Data for this task:

+---+

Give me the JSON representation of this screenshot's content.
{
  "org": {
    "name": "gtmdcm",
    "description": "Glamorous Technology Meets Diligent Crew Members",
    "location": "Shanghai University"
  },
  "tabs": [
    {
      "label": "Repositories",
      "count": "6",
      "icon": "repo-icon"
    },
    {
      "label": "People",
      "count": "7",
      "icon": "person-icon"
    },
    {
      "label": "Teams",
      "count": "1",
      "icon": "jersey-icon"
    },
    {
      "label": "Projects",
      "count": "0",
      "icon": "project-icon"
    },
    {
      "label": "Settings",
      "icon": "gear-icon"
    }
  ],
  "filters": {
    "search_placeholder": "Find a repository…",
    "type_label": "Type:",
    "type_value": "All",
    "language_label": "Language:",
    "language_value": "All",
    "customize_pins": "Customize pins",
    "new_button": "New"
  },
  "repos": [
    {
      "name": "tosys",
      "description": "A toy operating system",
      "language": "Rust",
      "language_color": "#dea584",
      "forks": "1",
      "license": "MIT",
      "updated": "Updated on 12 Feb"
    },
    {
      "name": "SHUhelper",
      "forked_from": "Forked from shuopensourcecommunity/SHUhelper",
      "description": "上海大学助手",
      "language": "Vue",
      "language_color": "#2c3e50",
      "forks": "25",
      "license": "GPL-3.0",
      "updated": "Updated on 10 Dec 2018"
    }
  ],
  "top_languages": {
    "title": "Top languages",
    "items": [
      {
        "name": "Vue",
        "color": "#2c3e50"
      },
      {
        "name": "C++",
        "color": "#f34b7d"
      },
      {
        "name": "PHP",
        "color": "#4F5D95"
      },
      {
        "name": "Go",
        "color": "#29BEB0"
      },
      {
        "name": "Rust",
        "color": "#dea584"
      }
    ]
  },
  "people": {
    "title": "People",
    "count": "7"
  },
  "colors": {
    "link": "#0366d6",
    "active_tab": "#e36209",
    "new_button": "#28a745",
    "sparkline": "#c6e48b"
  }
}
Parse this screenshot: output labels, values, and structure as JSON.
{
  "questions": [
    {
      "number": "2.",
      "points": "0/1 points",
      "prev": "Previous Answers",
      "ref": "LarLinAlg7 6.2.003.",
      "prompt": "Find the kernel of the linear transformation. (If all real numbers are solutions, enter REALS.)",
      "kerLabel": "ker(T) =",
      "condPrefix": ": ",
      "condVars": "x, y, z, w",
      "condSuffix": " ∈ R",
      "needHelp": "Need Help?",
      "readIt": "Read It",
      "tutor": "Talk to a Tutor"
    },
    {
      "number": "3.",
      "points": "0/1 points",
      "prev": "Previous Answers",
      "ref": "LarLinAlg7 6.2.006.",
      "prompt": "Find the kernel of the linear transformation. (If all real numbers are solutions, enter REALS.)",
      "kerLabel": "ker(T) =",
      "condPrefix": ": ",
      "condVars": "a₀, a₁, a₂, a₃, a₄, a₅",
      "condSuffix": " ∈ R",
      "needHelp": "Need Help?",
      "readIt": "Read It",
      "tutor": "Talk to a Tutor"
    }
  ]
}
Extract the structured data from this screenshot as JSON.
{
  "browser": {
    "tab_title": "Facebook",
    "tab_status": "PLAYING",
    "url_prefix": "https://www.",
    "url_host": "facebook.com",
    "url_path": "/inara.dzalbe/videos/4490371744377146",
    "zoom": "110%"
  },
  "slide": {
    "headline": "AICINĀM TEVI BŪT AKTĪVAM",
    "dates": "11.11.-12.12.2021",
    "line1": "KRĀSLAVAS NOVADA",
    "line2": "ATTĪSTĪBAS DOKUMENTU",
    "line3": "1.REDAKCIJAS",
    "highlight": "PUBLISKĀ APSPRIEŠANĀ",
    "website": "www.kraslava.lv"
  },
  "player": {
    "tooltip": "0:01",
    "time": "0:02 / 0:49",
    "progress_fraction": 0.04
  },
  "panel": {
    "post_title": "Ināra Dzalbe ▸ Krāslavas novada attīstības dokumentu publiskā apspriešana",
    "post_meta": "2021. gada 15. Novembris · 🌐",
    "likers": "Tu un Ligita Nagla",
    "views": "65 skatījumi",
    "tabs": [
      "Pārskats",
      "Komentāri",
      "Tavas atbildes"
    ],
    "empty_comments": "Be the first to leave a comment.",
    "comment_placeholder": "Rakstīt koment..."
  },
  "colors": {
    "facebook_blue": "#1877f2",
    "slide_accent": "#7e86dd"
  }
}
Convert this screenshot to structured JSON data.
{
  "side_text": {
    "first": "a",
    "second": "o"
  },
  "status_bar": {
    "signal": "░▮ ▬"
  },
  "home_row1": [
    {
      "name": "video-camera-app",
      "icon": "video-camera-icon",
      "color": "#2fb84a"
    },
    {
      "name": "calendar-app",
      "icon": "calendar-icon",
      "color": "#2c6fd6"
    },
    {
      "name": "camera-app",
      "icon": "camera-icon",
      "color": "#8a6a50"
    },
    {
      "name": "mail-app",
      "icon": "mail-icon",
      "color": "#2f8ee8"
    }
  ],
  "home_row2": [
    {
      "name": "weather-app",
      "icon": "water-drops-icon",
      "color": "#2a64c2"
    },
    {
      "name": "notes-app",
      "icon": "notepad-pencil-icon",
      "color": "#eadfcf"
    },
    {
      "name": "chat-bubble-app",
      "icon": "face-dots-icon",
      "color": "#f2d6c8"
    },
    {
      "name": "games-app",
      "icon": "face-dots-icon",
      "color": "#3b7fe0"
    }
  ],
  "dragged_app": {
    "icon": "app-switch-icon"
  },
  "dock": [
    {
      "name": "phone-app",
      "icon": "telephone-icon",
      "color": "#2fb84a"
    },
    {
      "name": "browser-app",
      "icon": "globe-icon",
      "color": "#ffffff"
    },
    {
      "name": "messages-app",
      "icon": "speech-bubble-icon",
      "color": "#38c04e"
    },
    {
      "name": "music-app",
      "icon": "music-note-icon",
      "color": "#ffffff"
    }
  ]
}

+---+

The task: From the entries, report each line that includes the word "structured".

Solution:
Extract the structured data from this screenshot as JSON.
Convert this screenshot to structured JSON data.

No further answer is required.